(AIM):
Copy the material that follows word for word and omit its pictures.

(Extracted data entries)
-*-*-

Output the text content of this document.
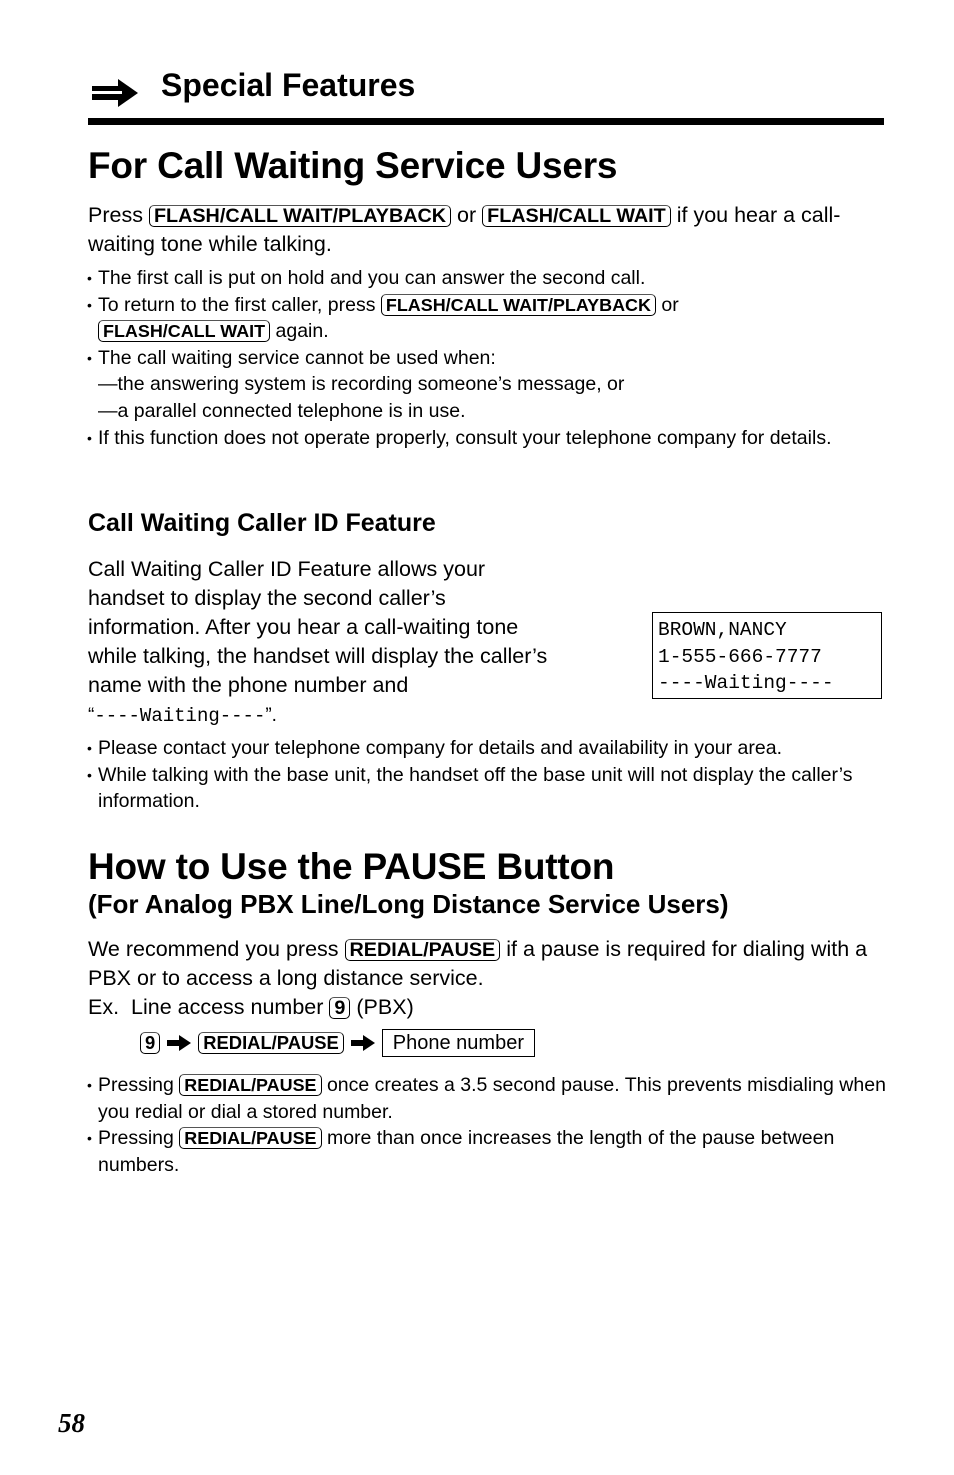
Special Features
For Call Waiting Service Users

Press FLASH/CALL WAIT/PLAYBACK or FLASH/CALL WAIT if you hear a call-waiting tone while talking.

• The first call is put on hold and you can answer the second call.
• To return to the first caller, press FLASH/CALL WAIT/PLAYBACK or
FLASH/CALL WAIT again.
• The call waiting service cannot be used when:
—the answering system is recording someone’s message, or
—a parallel connected telephone is in use.
• If this function does not operate properly, consult your telephone company for details.
Call Waiting Caller ID Feature

Call Waiting Caller ID Feature allows your
handset to display the second caller’s
information. After you hear a call-waiting tone
while talking, the handset will display the caller’s
name with the phone number and
“----Waiting----”.

BROWN,NANCY
1-555-666-7777
----Waiting----
• Please contact your telephone company for details and availability in your area.
• While talking with the base unit, the handset off the base unit will not display the caller’s information.
How to Use the PAUSE Button
(For Analog PBX Line/Long Distance Service Users)

We recommend you press REDIAL/PAUSE if a pause is required for dialing with a PBX or to access a long distance service.
Ex.  Line access number 9 (PBX)

9	REDIAL/PAUSE	Phone number
• Pressing REDIAL/PAUSE once creates a 3.5 second pause. This prevents misdialing when you redial or dial a stored number.
• Pressing REDIAL/PAUSE more than once increases the length of the pause between numbers.
58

-*-*-

(SOLUTION TO THE PROBLEM):
Output the text content of this document.
Special Features
For Call Waiting Service Users

Press FLASH/CALL WAIT/PLAYBACK or FLASH/CALL WAIT if you hear a call-waiting tone while talking.

• The first call is put on hold and you can answer the second call.
• To return to the first caller, press FLASH/CALL WAIT/PLAYBACK or
FLASH/CALL WAIT again.
• The call waiting service cannot be used when:
—the answering system is recording someone’s message, or
—a parallel connected telephone is in use.
• If this function does not operate properly, consult your telephone company for details.
Call Waiting Caller ID Feature

Call Waiting Caller ID Feature allows your
handset to display the second caller’s
information. After you hear a call-waiting tone
while talking, the handset will display the caller’s
name with the phone number and
“----Waiting----”.

BROWN,NANCY
1-555-666-7777
----Waiting----
• Please contact your telephone company for details and availability in your area.
• While talking with the base unit, the handset off the base unit will not display the caller’s information.
How to Use the PAUSE Button
(For Analog PBX Line/Long Distance Service Users)

We recommend you press REDIAL/PAUSE if a pause is required for dialing with a PBX or to access a long distance service.
Ex.  Line access number 9 (PBX)

9	REDIAL/PAUSE	Phone number
• Pressing REDIAL/PAUSE once creates a 3.5 second pause. This prevents misdialing when you redial or dial a stored number.
• Pressing REDIAL/PAUSE more than once increases the length of the pause between numbers.
58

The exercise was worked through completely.